(What you will do):
Filter this data down to the lines that hold "intercept", and copy them.

BEGIN Extracted entries

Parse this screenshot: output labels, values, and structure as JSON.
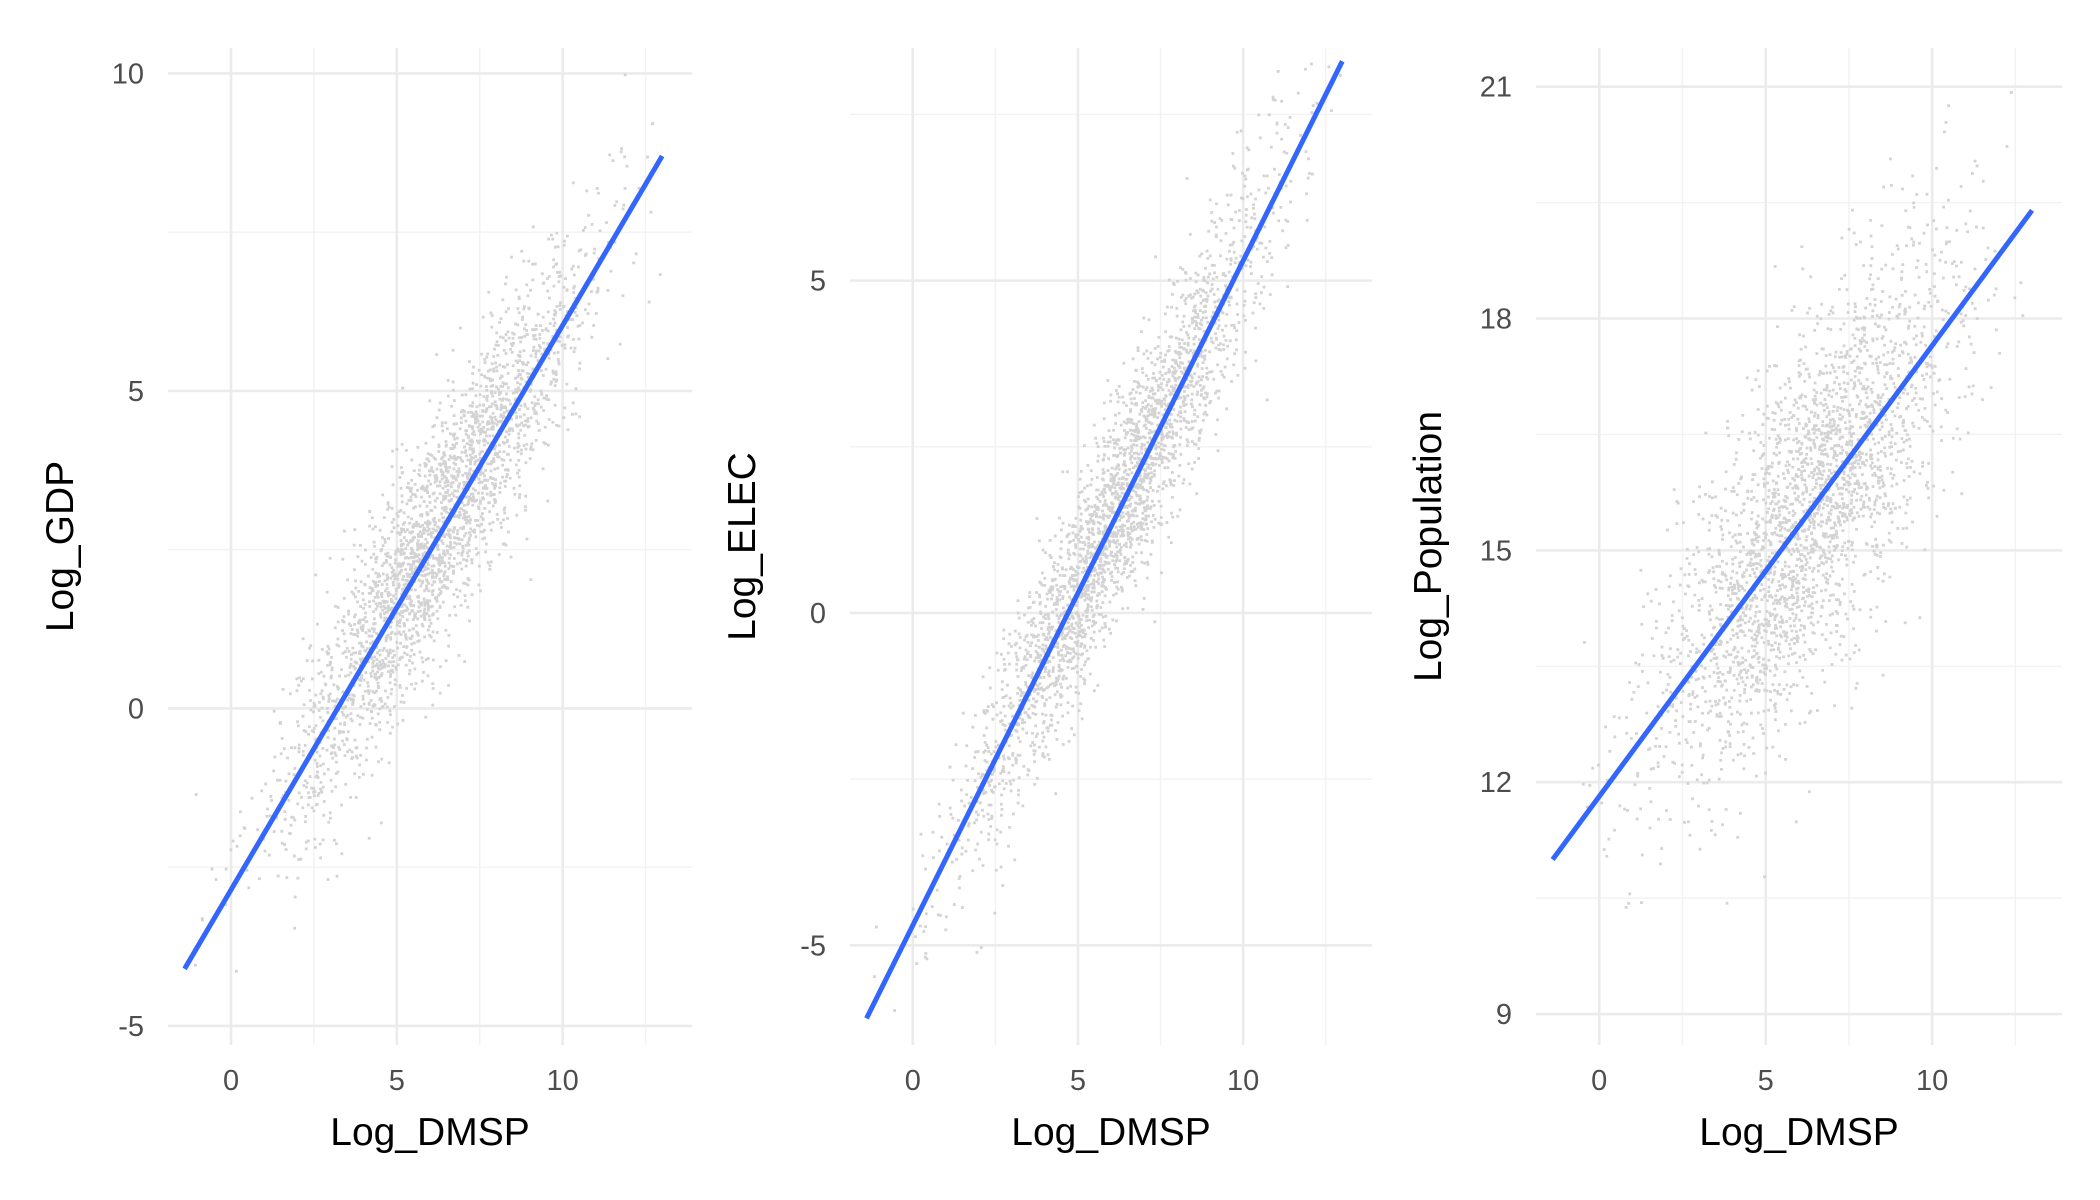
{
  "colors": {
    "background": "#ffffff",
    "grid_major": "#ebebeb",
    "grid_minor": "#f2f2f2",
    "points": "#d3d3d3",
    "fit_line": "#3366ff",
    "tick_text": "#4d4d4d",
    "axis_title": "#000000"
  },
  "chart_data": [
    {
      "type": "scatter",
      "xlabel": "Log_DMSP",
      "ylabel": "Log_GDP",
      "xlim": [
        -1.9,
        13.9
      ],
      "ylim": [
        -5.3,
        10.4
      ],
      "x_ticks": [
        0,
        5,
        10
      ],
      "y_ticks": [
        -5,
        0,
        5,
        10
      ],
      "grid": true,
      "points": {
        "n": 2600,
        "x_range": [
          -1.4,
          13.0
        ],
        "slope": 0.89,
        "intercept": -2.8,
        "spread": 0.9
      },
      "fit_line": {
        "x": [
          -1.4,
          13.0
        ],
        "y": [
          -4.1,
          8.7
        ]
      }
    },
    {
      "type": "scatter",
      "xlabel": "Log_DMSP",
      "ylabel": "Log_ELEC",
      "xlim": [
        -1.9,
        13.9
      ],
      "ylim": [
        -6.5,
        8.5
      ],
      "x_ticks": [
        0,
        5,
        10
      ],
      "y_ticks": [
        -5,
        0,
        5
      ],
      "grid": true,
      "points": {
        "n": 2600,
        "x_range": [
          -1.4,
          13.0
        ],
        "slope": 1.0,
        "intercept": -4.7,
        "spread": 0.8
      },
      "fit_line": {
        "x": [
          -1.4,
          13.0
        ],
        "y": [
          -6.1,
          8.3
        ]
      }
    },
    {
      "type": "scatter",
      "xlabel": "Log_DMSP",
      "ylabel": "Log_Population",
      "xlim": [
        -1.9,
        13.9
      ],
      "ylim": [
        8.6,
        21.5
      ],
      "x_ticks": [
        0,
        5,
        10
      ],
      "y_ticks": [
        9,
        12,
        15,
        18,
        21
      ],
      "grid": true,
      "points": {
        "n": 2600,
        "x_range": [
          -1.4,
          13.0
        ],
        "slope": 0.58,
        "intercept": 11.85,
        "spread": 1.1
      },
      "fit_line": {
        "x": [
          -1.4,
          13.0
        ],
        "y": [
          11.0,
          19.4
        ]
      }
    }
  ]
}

END Extracted entries

(Solution below):
        "intercept": -2.8,
        "intercept": -4.7,
        "intercept": 11.85,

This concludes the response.